Collect all the lines that mention the word "under".

Entries taken from a collection>
↓

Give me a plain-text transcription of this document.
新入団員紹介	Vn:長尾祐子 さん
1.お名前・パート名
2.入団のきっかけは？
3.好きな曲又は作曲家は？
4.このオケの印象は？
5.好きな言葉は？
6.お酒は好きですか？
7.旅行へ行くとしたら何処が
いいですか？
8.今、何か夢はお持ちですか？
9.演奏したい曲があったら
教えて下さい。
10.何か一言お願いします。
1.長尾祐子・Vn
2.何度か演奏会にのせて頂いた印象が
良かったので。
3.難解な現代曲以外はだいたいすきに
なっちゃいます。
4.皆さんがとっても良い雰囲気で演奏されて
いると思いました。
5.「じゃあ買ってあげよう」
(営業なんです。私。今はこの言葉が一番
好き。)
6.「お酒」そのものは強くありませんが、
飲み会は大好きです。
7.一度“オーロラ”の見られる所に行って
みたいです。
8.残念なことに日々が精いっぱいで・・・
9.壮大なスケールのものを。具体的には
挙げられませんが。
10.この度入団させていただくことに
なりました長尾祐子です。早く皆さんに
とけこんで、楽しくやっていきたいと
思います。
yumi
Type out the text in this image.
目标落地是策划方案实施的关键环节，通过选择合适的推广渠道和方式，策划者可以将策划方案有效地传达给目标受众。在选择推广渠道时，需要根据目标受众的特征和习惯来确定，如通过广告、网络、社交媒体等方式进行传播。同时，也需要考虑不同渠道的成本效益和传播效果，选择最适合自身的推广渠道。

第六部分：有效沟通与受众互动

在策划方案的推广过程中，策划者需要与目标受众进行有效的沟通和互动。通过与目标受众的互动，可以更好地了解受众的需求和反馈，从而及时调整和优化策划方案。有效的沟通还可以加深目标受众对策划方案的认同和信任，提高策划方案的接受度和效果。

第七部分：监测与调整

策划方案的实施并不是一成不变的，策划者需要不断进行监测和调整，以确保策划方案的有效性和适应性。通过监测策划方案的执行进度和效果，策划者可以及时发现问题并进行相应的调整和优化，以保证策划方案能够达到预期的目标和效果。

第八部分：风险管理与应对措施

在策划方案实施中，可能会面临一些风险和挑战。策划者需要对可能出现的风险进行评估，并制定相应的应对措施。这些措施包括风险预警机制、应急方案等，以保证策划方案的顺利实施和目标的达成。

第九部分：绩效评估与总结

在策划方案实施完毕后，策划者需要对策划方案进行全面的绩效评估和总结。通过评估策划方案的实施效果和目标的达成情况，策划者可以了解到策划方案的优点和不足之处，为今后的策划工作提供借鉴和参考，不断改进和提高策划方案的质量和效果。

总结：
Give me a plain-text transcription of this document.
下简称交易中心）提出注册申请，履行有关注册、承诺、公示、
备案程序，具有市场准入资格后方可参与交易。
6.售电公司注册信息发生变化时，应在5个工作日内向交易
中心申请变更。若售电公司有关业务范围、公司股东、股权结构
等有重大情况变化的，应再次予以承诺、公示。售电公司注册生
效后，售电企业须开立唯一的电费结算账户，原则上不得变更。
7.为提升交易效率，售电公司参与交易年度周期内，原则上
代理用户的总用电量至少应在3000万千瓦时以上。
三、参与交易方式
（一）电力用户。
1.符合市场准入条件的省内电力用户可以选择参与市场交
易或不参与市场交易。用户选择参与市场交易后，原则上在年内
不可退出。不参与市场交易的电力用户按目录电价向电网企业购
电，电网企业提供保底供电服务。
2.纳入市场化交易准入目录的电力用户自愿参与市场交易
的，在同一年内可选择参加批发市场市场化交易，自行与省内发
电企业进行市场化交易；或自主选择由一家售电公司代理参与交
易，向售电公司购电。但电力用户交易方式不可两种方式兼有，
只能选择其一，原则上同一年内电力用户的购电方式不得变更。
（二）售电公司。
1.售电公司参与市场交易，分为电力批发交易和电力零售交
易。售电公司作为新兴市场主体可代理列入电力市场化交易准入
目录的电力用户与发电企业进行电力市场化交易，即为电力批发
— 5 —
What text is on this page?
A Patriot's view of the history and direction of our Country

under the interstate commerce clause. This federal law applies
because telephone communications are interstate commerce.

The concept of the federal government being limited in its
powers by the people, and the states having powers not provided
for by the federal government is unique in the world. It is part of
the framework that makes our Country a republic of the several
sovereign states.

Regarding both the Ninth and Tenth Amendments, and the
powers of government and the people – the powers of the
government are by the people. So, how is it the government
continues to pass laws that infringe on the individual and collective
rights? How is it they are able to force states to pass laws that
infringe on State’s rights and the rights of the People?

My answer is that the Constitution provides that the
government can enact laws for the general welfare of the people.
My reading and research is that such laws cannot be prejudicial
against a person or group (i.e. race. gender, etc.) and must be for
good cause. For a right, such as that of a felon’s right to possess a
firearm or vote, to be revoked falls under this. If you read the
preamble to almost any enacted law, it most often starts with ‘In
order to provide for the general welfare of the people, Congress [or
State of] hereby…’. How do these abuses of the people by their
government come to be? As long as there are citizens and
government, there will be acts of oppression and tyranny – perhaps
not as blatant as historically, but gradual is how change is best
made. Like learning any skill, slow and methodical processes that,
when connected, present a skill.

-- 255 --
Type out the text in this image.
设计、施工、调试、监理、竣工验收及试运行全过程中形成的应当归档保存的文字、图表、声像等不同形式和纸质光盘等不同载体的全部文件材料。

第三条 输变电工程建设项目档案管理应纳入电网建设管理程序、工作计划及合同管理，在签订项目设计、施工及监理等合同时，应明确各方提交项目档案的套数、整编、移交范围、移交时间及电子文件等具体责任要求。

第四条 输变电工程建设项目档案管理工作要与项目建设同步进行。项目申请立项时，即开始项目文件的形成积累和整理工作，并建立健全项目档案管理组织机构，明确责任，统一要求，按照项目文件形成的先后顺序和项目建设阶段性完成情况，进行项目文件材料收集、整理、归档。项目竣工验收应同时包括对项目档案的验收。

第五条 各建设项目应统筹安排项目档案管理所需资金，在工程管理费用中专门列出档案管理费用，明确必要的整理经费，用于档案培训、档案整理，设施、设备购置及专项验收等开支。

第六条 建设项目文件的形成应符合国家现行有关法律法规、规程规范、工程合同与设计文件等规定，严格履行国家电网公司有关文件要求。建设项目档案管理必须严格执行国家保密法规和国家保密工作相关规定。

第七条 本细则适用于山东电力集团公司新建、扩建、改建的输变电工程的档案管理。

↑

Output of the task>
under the interstate commerce clause. This federal law applies
firearm or vote, to be revoked falls under this. If you read the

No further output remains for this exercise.